• **Objective**: Track down the lines that contain "this" and copy them.

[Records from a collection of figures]

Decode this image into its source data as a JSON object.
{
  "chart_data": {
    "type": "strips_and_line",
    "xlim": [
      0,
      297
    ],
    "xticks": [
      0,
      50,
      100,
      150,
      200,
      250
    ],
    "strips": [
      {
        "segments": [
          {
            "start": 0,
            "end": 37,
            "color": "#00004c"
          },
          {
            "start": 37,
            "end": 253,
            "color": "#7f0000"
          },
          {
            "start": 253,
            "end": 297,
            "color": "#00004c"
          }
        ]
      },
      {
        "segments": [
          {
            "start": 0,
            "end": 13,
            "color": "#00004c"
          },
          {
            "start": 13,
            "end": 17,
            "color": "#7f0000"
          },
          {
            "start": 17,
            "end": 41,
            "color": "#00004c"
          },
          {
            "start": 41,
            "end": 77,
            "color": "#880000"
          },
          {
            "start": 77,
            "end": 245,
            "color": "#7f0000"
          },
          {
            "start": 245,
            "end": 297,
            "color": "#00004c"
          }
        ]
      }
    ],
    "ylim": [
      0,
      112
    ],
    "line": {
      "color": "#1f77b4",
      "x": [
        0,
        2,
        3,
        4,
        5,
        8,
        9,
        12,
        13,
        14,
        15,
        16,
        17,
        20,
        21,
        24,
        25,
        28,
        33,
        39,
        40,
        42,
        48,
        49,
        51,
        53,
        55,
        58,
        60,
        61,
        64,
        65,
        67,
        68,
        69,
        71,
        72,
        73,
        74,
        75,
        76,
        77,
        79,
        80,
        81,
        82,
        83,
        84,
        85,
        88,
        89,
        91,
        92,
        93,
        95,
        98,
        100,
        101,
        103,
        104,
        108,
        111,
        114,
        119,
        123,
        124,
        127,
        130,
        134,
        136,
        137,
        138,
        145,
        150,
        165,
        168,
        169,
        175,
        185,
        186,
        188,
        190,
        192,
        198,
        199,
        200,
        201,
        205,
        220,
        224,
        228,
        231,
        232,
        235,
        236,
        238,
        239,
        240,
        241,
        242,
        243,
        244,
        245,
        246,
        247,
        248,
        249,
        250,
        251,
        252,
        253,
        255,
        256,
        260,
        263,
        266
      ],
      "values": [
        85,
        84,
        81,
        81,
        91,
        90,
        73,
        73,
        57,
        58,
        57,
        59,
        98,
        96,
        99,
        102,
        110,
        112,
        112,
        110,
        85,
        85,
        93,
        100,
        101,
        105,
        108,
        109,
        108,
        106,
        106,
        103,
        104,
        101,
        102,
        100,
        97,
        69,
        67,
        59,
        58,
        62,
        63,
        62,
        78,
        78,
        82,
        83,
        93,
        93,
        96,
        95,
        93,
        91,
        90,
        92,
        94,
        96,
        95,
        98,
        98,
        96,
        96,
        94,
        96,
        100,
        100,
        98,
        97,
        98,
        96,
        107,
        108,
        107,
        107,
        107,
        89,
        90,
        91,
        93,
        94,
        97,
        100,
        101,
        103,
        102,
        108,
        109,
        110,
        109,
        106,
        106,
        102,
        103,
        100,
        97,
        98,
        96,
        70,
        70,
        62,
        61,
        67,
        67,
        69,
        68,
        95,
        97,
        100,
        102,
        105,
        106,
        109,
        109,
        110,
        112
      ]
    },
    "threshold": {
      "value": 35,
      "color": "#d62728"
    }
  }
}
---
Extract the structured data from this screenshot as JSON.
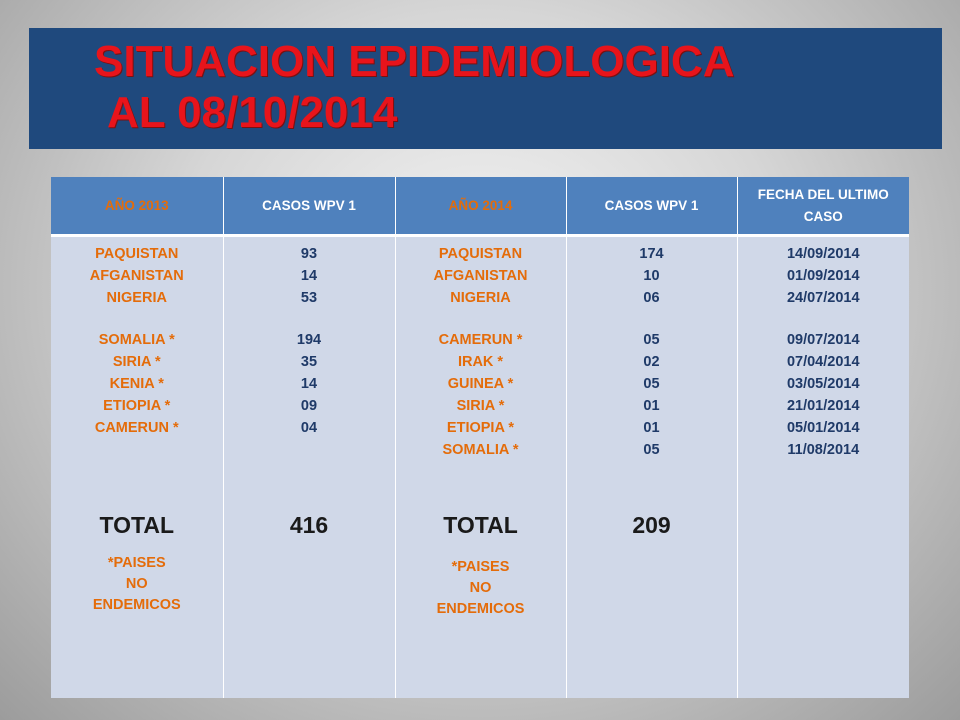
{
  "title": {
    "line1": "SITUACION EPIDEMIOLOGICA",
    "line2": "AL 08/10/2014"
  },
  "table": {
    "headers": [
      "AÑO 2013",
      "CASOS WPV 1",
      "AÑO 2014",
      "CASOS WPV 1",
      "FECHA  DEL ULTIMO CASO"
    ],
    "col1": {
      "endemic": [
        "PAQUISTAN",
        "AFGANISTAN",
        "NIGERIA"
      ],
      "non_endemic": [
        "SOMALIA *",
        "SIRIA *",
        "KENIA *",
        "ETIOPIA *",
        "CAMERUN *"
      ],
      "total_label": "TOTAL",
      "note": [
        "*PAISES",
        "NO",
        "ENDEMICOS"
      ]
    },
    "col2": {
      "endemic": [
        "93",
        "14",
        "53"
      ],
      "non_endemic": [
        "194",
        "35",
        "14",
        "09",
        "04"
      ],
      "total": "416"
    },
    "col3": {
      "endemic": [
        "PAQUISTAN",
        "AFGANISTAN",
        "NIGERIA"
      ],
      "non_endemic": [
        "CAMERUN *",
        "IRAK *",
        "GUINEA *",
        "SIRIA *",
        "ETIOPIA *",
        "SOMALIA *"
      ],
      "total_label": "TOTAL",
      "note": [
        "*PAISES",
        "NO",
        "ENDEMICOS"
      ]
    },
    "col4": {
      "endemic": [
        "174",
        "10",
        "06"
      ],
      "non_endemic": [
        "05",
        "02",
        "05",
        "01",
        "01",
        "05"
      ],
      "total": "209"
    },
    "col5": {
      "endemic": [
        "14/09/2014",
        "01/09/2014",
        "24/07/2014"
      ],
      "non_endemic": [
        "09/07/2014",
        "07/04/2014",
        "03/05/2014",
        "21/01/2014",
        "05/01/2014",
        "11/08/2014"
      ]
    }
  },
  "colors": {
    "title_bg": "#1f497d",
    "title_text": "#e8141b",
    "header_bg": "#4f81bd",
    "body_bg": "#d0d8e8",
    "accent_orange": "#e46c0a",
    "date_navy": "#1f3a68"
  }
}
...
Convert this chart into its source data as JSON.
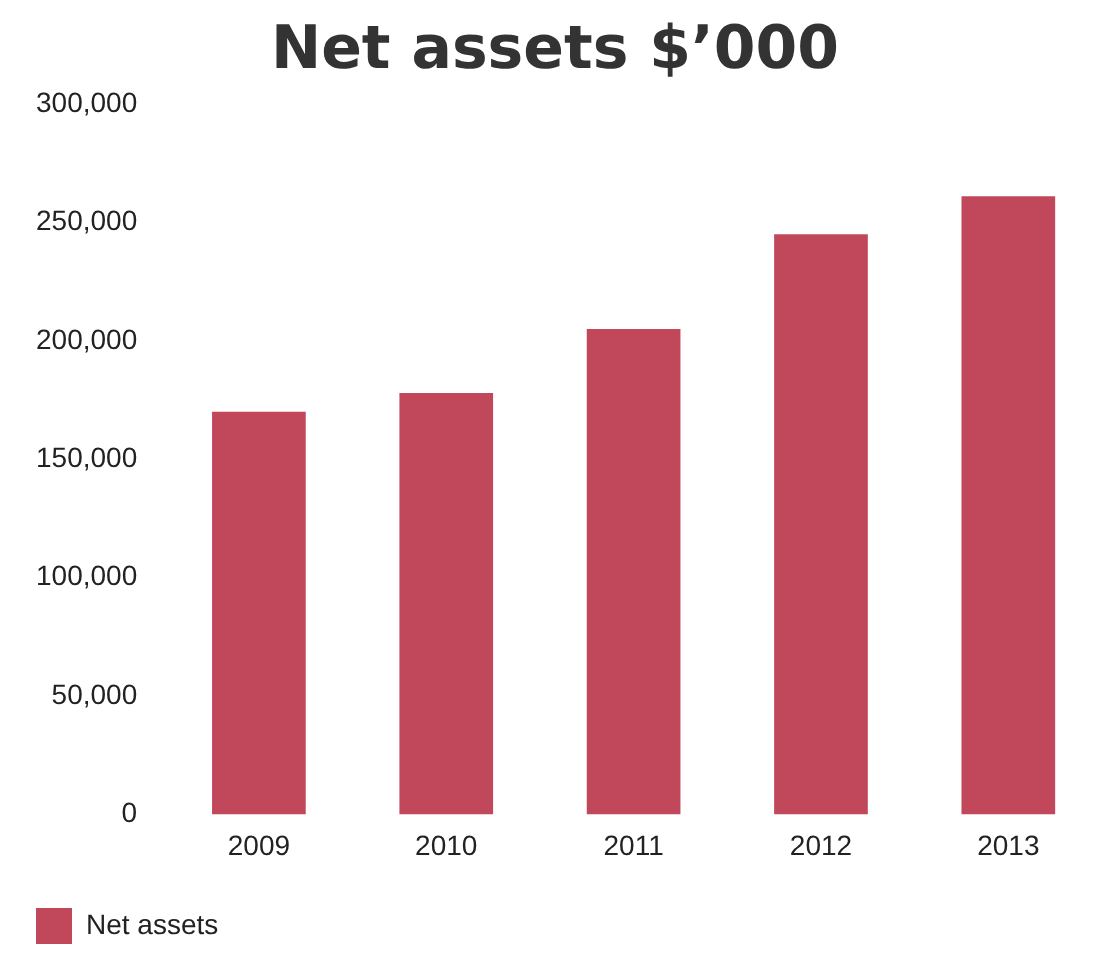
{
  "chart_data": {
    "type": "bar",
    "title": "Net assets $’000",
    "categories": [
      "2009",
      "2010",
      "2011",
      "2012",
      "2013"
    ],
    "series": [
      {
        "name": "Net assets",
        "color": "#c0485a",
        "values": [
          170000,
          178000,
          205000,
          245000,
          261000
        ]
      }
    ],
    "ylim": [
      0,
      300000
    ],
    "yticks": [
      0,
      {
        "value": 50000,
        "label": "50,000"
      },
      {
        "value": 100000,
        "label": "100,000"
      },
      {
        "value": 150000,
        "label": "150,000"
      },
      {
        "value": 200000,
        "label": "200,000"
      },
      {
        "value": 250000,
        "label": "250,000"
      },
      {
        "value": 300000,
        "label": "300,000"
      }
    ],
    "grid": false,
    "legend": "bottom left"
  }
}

• **Output**:
Decode this image into its source data as a JSON object.
Extract the structured data from this screenshot as JSON.
Convert this chart into its source data as JSON.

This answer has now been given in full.